→ Short exercise
Write out the records below once more, exactly as they stand.

=======

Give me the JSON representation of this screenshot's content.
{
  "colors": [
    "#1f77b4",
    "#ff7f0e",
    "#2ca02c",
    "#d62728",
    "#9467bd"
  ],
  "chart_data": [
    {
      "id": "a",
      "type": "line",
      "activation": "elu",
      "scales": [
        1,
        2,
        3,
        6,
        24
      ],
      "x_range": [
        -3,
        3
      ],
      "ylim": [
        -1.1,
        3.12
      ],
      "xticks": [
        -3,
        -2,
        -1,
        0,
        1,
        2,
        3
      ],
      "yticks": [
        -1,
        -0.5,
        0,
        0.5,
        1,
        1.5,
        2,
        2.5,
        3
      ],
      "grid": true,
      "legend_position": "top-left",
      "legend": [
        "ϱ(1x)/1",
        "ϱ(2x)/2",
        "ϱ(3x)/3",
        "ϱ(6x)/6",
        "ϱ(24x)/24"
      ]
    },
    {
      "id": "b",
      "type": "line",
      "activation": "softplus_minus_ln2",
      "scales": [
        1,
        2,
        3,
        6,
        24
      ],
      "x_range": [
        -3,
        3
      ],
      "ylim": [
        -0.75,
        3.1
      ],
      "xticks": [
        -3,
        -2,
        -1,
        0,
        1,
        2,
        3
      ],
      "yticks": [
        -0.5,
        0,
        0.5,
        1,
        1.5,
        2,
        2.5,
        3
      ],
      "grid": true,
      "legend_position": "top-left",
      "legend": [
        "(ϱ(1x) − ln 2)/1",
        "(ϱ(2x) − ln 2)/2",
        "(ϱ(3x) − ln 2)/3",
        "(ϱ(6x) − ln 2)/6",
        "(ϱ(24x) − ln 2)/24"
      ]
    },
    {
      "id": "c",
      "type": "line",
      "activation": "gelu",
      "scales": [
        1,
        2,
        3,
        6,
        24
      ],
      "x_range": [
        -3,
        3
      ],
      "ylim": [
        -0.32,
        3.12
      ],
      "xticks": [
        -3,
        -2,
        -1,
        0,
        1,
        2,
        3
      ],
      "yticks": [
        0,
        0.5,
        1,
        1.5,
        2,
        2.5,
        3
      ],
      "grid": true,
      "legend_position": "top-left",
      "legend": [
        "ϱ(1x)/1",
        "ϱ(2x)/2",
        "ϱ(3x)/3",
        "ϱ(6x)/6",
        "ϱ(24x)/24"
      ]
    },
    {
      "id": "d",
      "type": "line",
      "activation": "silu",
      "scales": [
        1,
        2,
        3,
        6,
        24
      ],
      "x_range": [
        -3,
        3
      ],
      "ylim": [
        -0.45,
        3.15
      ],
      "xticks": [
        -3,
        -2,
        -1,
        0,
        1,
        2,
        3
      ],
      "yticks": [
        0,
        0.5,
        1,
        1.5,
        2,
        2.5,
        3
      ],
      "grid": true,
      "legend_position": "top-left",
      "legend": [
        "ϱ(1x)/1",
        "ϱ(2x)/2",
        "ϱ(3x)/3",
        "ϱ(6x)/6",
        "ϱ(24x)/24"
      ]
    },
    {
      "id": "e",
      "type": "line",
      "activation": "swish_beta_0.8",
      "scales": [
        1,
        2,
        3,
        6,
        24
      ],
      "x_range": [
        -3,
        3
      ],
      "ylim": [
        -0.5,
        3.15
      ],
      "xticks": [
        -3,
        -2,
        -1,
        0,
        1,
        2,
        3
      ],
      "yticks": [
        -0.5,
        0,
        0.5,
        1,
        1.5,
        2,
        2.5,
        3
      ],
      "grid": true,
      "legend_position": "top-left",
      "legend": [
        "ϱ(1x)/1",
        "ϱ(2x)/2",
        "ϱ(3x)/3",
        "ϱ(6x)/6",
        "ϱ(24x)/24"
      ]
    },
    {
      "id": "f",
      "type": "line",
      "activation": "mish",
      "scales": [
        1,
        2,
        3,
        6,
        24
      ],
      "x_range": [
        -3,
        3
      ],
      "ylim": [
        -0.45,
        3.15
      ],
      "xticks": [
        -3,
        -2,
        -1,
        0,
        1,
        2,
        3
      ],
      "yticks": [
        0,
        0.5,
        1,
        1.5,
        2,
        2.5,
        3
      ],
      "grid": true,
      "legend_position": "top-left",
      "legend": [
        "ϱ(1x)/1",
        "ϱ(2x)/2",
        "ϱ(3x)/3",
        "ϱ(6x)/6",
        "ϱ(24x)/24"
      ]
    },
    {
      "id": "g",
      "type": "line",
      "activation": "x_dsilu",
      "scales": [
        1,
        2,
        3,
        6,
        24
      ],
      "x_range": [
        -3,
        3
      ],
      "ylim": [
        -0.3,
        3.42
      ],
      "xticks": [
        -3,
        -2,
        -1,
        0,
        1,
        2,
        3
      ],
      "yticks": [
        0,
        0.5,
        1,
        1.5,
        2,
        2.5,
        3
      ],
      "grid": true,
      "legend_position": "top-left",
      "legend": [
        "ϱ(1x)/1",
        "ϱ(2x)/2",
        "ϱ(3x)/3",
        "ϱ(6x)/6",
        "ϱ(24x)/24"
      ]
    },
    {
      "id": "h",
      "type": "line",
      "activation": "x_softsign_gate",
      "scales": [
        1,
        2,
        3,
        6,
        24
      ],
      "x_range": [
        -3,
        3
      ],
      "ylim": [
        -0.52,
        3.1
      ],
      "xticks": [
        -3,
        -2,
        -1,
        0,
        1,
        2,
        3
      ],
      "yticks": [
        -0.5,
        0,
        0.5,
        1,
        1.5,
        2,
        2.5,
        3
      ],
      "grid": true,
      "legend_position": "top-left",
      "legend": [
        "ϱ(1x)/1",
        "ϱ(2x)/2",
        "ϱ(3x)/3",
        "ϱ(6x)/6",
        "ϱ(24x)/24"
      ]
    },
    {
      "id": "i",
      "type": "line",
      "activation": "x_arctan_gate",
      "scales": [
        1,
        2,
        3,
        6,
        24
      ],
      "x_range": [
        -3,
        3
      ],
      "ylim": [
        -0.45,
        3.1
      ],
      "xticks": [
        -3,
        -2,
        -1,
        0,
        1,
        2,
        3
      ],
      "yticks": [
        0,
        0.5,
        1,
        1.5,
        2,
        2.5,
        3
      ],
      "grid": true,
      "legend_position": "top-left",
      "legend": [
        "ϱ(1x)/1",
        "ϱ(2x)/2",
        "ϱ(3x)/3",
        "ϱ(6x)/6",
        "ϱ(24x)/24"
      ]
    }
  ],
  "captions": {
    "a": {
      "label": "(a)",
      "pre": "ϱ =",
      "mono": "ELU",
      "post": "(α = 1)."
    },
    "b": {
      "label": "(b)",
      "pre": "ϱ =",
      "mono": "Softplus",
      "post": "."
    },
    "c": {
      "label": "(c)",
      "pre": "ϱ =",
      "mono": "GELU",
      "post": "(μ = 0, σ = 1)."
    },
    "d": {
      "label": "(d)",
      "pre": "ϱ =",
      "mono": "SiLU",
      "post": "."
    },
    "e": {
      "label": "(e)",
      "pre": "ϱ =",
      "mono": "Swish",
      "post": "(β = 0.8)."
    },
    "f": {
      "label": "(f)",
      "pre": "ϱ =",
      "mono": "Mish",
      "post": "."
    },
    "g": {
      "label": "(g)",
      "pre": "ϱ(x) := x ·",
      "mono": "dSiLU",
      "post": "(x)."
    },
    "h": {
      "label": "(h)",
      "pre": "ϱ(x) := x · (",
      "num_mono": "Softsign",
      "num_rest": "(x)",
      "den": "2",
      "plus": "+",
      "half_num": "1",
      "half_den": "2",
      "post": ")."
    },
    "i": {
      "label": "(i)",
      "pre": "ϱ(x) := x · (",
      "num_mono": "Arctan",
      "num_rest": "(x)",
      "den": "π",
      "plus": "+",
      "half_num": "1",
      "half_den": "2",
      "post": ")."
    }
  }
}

=======

→ Solved problem
Give me the JSON representation of this screenshot's content.
{
  "colors": [
    "#1f77b4",
    "#ff7f0e",
    "#2ca02c",
    "#d62728",
    "#9467bd"
  ],
  "chart_data": [
    {
      "id": "a",
      "type": "line",
      "activation": "elu",
      "scales": [
        1,
        2,
        3,
        6,
        24
      ],
      "x_range": [
        -3,
        3
      ],
      "ylim": [
        -1.1,
        3.12
      ],
      "xticks": [
        -3,
        -2,
        -1,
        0,
        1,
        2,
        3
      ],
      "yticks": [
        -1,
        -0.5,
        0,
        0.5,
        1,
        1.5,
        2,
        2.5,
        3
      ],
      "grid": true,
      "legend_position": "top-left",
      "legend": [
        "ϱ(1x)/1",
        "ϱ(2x)/2",
        "ϱ(3x)/3",
        "ϱ(6x)/6",
        "ϱ(24x)/24"
      ]
    },
    {
      "id": "b",
      "type": "line",
      "activation": "softplus_minus_ln2",
      "scales": [
        1,
        2,
        3,
        6,
        24
      ],
      "x_range": [
        -3,
        3
      ],
      "ylim": [
        -0.75,
        3.1
      ],
      "xticks": [
        -3,
        -2,
        -1,
        0,
        1,
        2,
        3
      ],
      "yticks": [
        -0.5,
        0,
        0.5,
        1,
        1.5,
        2,
        2.5,
        3
      ],
      "grid": true,
      "legend_position": "top-left",
      "legend": [
        "(ϱ(1x) − ln 2)/1",
        "(ϱ(2x) − ln 2)/2",
        "(ϱ(3x) − ln 2)/3",
        "(ϱ(6x) − ln 2)/6",
        "(ϱ(24x) − ln 2)/24"
      ]
    },
    {
      "id": "c",
      "type": "line",
      "activation": "gelu",
      "scales": [
        1,
        2,
        3,
        6,
        24
      ],
      "x_range": [
        -3,
        3
      ],
      "ylim": [
        -0.32,
        3.12
      ],
      "xticks": [
        -3,
        -2,
        -1,
        0,
        1,
        2,
        3
      ],
      "yticks": [
        0,
        0.5,
        1,
        1.5,
        2,
        2.5,
        3
      ],
      "grid": true,
      "legend_position": "top-left",
      "legend": [
        "ϱ(1x)/1",
        "ϱ(2x)/2",
        "ϱ(3x)/3",
        "ϱ(6x)/6",
        "ϱ(24x)/24"
      ]
    },
    {
      "id": "d",
      "type": "line",
      "activation": "silu",
      "scales": [
        1,
        2,
        3,
        6,
        24
      ],
      "x_range": [
        -3,
        3
      ],
      "ylim": [
        -0.45,
        3.15
      ],
      "xticks": [
        -3,
        -2,
        -1,
        0,
        1,
        2,
        3
      ],
      "yticks": [
        0,
        0.5,
        1,
        1.5,
        2,
        2.5,
        3
      ],
      "grid": true,
      "legend_position": "top-left",
      "legend": [
        "ϱ(1x)/1",
        "ϱ(2x)/2",
        "ϱ(3x)/3",
        "ϱ(6x)/6",
        "ϱ(24x)/24"
      ]
    },
    {
      "id": "e",
      "type": "line",
      "activation": "swish_beta_0.8",
      "scales": [
        1,
        2,
        3,
        6,
        24
      ],
      "x_range": [
        -3,
        3
      ],
      "ylim": [
        -0.5,
        3.15
      ],
      "xticks": [
        -3,
        -2,
        -1,
        0,
        1,
        2,
        3
      ],
      "yticks": [
        -0.5,
        0,
        0.5,
        1,
        1.5,
        2,
        2.5,
        3
      ],
      "grid": true,
      "legend_position": "top-left",
      "legend": [
        "ϱ(1x)/1",
        "ϱ(2x)/2",
        "ϱ(3x)/3",
        "ϱ(6x)/6",
        "ϱ(24x)/24"
      ]
    },
    {
      "id": "f",
      "type": "line",
      "activation": "mish",
      "scales": [
        1,
        2,
        3,
        6,
        24
      ],
      "x_range": [
        -3,
        3
      ],
      "ylim": [
        -0.45,
        3.15
      ],
      "xticks": [
        -3,
        -2,
        -1,
        0,
        1,
        2,
        3
      ],
      "yticks": [
        0,
        0.5,
        1,
        1.5,
        2,
        2.5,
        3
      ],
      "grid": true,
      "legend_position": "top-left",
      "legend": [
        "ϱ(1x)/1",
        "ϱ(2x)/2",
        "ϱ(3x)/3",
        "ϱ(6x)/6",
        "ϱ(24x)/24"
      ]
    },
    {
      "id": "g",
      "type": "line",
      "activation": "x_dsilu",
      "scales": [
        1,
        2,
        3,
        6,
        24
      ],
      "x_range": [
        -3,
        3
      ],
      "ylim": [
        -0.3,
        3.42
      ],
      "xticks": [
        -3,
        -2,
        -1,
        0,
        1,
        2,
        3
      ],
      "yticks": [
        0,
        0.5,
        1,
        1.5,
        2,
        2.5,
        3
      ],
      "grid": true,
      "legend_position": "top-left",
      "legend": [
        "ϱ(1x)/1",
        "ϱ(2x)/2",
        "ϱ(3x)/3",
        "ϱ(6x)/6",
        "ϱ(24x)/24"
      ]
    },
    {
      "id": "h",
      "type": "line",
      "activation": "x_softsign_gate",
      "scales": [
        1,
        2,
        3,
        6,
        24
      ],
      "x_range": [
        -3,
        3
      ],
      "ylim": [
        -0.52,
        3.1
      ],
      "xticks": [
        -3,
        -2,
        -1,
        0,
        1,
        2,
        3
      ],
      "yticks": [
        -0.5,
        0,
        0.5,
        1,
        1.5,
        2,
        2.5,
        3
      ],
      "grid": true,
      "legend_position": "top-left",
      "legend": [
        "ϱ(1x)/1",
        "ϱ(2x)/2",
        "ϱ(3x)/3",
        "ϱ(6x)/6",
        "ϱ(24x)/24"
      ]
    },
    {
      "id": "i",
      "type": "line",
      "activation": "x_arctan_gate",
      "scales": [
        1,
        2,
        3,
        6,
        24
      ],
      "x_range": [
        -3,
        3
      ],
      "ylim": [
        -0.45,
        3.1
      ],
      "xticks": [
        -3,
        -2,
        -1,
        0,
        1,
        2,
        3
      ],
      "yticks": [
        0,
        0.5,
        1,
        1.5,
        2,
        2.5,
        3
      ],
      "grid": true,
      "legend_position": "top-left",
      "legend": [
        "ϱ(1x)/1",
        "ϱ(2x)/2",
        "ϱ(3x)/3",
        "ϱ(6x)/6",
        "ϱ(24x)/24"
      ]
    }
  ],
  "captions": {
    "a": {
      "label": "(a)",
      "pre": "ϱ =",
      "mono": "ELU",
      "post": "(α = 1)."
    },
    "b": {
      "label": "(b)",
      "pre": "ϱ =",
      "mono": "Softplus",
      "post": "."
    },
    "c": {
      "label": "(c)",
      "pre": "ϱ =",
      "mono": "GELU",
      "post": "(μ = 0, σ = 1)."
    },
    "d": {
      "label": "(d)",
      "pre": "ϱ =",
      "mono": "SiLU",
      "post": "."
    },
    "e": {
      "label": "(e)",
      "pre": "ϱ =",
      "mono": "Swish",
      "post": "(β = 0.8)."
    },
    "f": {
      "label": "(f)",
      "pre": "ϱ =",
      "mono": "Mish",
      "post": "."
    },
    "g": {
      "label": "(g)",
      "pre": "ϱ(x) := x ·",
      "mono": "dSiLU",
      "post": "(x)."
    },
    "h": {
      "label": "(h)",
      "pre": "ϱ(x) := x · (",
      "num_mono": "Softsign",
      "num_rest": "(x)",
      "den": "2",
      "plus": "+",
      "half_num": "1",
      "half_den": "2",
      "post": ")."
    },
    "i": {
      "label": "(i)",
      "pre": "ϱ(x) := x · (",
      "num_mono": "Arctan",
      "num_rest": "(x)",
      "den": "π",
      "plus": "+",
      "half_num": "1",
      "half_den": "2",
      "post": ")."
    }
  }
}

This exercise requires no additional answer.